(Recorded data)

══════

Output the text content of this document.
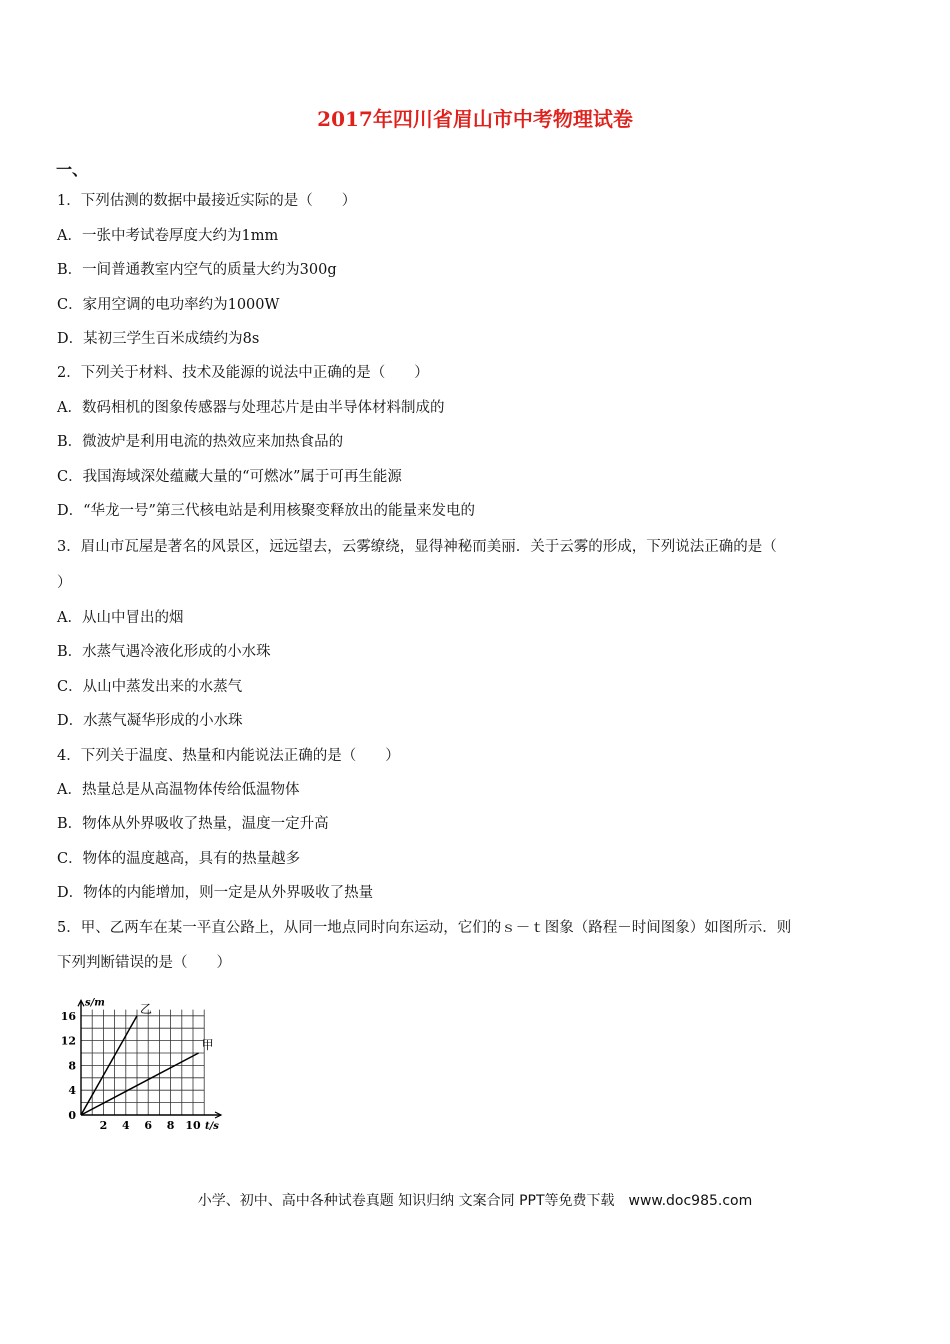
2017年四川省眉山市中考物理试卷
一、
1．下列估测的数据中最接近实际的是（　　）
A．一张中考试卷厚度大约为1mm
B．一间普通教室内空气的质量大约为300g
C．家用空调的电功率约为1000W
D．某初三学生百米成绩约为8s
2．下列关于材料、技术及能源的说法中正确的是（　　）
A．数码相机的图象传感器与处理芯片是由半导体材料制成的
B．微波炉是利用电流的热效应来加热食品的
C．我国海域深处蕴藏大量的“可燃冰”属于可再生能源
D．“华龙一号”第三代核电站是利用核聚变释放出的能量来发电的
3．眉山市瓦屋是著名的风景区，远远望去，云雾缭绕，显得神秘而美丽．关于云雾的形成，下列说法正确的是（
）
A．从山中冒出的烟
B．水蒸气遇冷液化形成的小水珠
C．从山中蒸发出来的水蒸气
D．水蒸气凝华形成的小水珠
4．下列关于温度、热量和内能说法正确的是（　　）
A．热量总是从高温物体传给低温物体
B．物体从外界吸收了热量，温度一定升高
C．物体的温度越高，具有的热量越多
D．物体的内能增加，则一定是从外界吸收了热量
5．甲、乙两车在某一平直公路上，从同一地点同时向东运动，它们的ｓ－ｔ图象（路程－时间图象）如图所示．则
下列判断错误的是（　　）
0
4
8
12
16
2 4 6 8 10
s/m
t/s
乙
甲
小学、初中、高中各种试卷真题 知识归纳 文案合同 PPT等免费下载　www.doc985.com
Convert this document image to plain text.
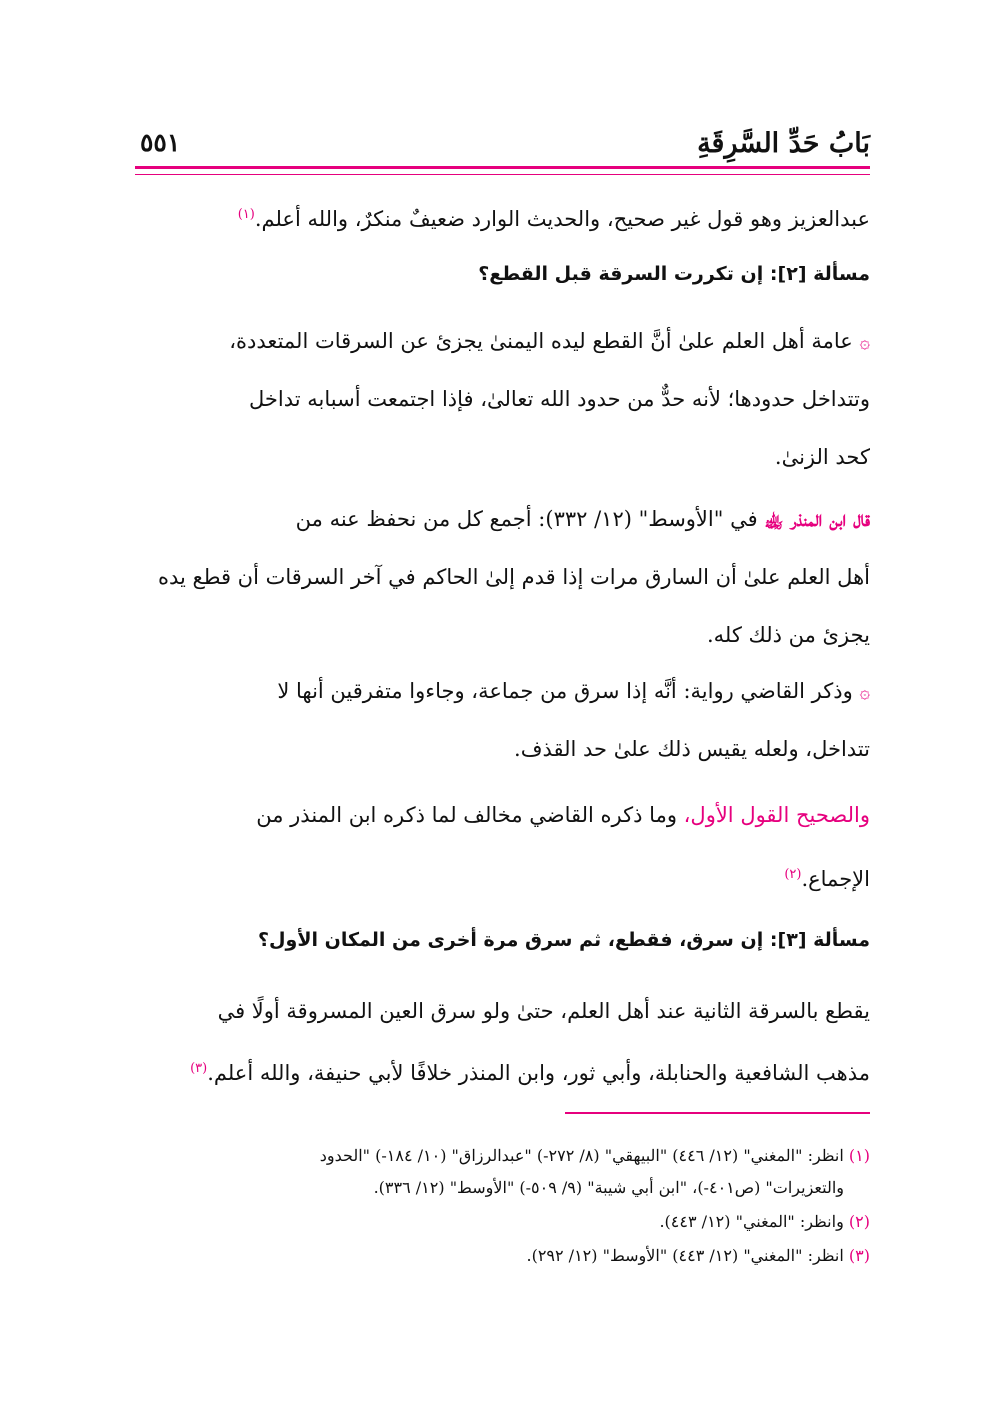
بَابُ حَدِّ السَّرِقَةِ
٥٥١
عبدالعزيز وهو قول غير صحيح، والحديث الوارد ضعيفٌ منكرٌ، والله أعلم.$^{(١)}$
مسألة [٢]: إن تكررت السرقة قبل القطع؟
۞ عامة أهل العلم علىٰ أنَّ القطع ليده اليمنىٰ يجزئ عن السرقات المتعددة،
وتتداخل حدودها؛ لأنه حدٌّ من حدود الله تعالىٰ، فإذا اجتمعت أسبابه تداخل
كحد الزنىٰ.
قال ابن المنذر ﵀ في "الأوسط" (١٢/ ٣٣٢): أجمع كل من نحفظ عنه من
أهل العلم علىٰ أن السارق مرات إذا قدم إلىٰ الحاكم في آخر السرقات أن قطع يده
يجزئ من ذلك كله.
۞ وذكر القاضي رواية: أنَّه إذا سرق من جماعة، وجاءوا متفرقين أنها لا
تتداخل، ولعله يقيس ذلك علىٰ حد القذف.
والصحيح القول الأول، وما ذكره القاضي مخالف لما ذكره ابن المنذر من
الإجماع.$^{(٢)}$
مسألة [٣]: إن سرق، فقطع، ثم سرق مرة أخرى من المكان الأول؟
يقطع بالسرقة الثانية عند أهل العلم، حتىٰ ولو سرق العين المسروقة أولًا في
مذهب الشافعية والحنابلة، وأبي ثور، وابن المنذر خلافًا لأبي حنيفة، والله أعلم.$^{(٣)}$
(١) انظر: "المغني" (١٢/ ٤٤٦) "البيهقي" (٨/ ٢٧٢-) "عبدالرزاق" (١٠/ ١٨٤-) "الحدود
والتعزيرات" (ص٤٠١-)، "ابن أبي شيبة" (٩/ ٥٠٩-) "الأوسط" (١٢/ ٣٣٦).
(٢) وانظر: "المغني" (١٢/ ٤٤٣).
(٣) انظر: "المغني" (١٢/ ٤٤٣) "الأوسط" (١٢/ ٢٩٢).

══════

| What you should do |
Copy the listing in full and without alteration, omitting every picture.

| Written solution |
Output the text content of this document.
2017年四川省眉山市中考物理试卷
一、
1．下列估测的数据中最接近实际的是（　　）
A．一张中考试卷厚度大约为1mm
B．一间普通教室内空气的质量大约为300g
C．家用空调的电功率约为1000W
D．某初三学生百米成绩约为8s
2．下列关于材料、技术及能源的说法中正确的是（　　）
A．数码相机的图象传感器与处理芯片是由半导体材料制成的
B．微波炉是利用电流的热效应来加热食品的
C．我国海域深处蕴藏大量的“可燃冰”属于可再生能源
D．“华龙一号”第三代核电站是利用核聚变释放出的能量来发电的
3．眉山市瓦屋是著名的风景区，远远望去，云雾缭绕，显得神秘而美丽．关于云雾的形成，下列说法正确的是（
）
A．从山中冒出的烟
B．水蒸气遇冷液化形成的小水珠
C．从山中蒸发出来的水蒸气
D．水蒸气凝华形成的小水珠
4．下列关于温度、热量和内能说法正确的是（　　）
A．热量总是从高温物体传给低温物体
B．物体从外界吸收了热量，温度一定升高
C．物体的温度越高，具有的热量越多
D．物体的内能增加，则一定是从外界吸收了热量
5．甲、乙两车在某一平直公路上，从同一地点同时向东运动，它们的ｓ－ｔ图象（路程－时间图象）如图所示．则
下列判断错误的是（　　）
0
4
8
12
16
2 4 6 8 10
s/m
t/s
乙
甲
小学、初中、高中各种试卷真题 知识归纳 文案合同 PPT等免费下载　www.doc985.com
Convert this document image to plain text.
بَابُ حَدِّ السَّرِقَةِ
٥٥١
عبدالعزيز وهو قول غير صحيح، والحديث الوارد ضعيفٌ منكرٌ، والله أعلم.$^{(١)}$
مسألة [٢]: إن تكررت السرقة قبل القطع؟
۞ عامة أهل العلم علىٰ أنَّ القطع ليده اليمنىٰ يجزئ عن السرقات المتعددة،
وتتداخل حدودها؛ لأنه حدٌّ من حدود الله تعالىٰ، فإذا اجتمعت أسبابه تداخل
كحد الزنىٰ.
قال ابن المنذر ﵀ في "الأوسط" (١٢/ ٣٣٢): أجمع كل من نحفظ عنه من
أهل العلم علىٰ أن السارق مرات إذا قدم إلىٰ الحاكم في آخر السرقات أن قطع يده
يجزئ من ذلك كله.
۞ وذكر القاضي رواية: أنَّه إذا سرق من جماعة، وجاءوا متفرقين أنها لا
تتداخل، ولعله يقيس ذلك علىٰ حد القذف.
والصحيح القول الأول، وما ذكره القاضي مخالف لما ذكره ابن المنذر من
الإجماع.$^{(٢)}$
مسألة [٣]: إن سرق، فقطع، ثم سرق مرة أخرى من المكان الأول؟
يقطع بالسرقة الثانية عند أهل العلم، حتىٰ ولو سرق العين المسروقة أولًا في
مذهب الشافعية والحنابلة، وأبي ثور، وابن المنذر خلافًا لأبي حنيفة، والله أعلم.$^{(٣)}$
(١) انظر: "المغني" (١٢/ ٤٤٦) "البيهقي" (٨/ ٢٧٢-) "عبدالرزاق" (١٠/ ١٨٤-) "الحدود
والتعزيرات" (ص٤٠١-)، "ابن أبي شيبة" (٩/ ٥٠٩-) "الأوسط" (١٢/ ٣٣٦).
(٢) وانظر: "المغني" (١٢/ ٤٤٣).
(٣) انظر: "المغني" (١٢/ ٤٤٣) "الأوسط" (١٢/ ٢٩٢).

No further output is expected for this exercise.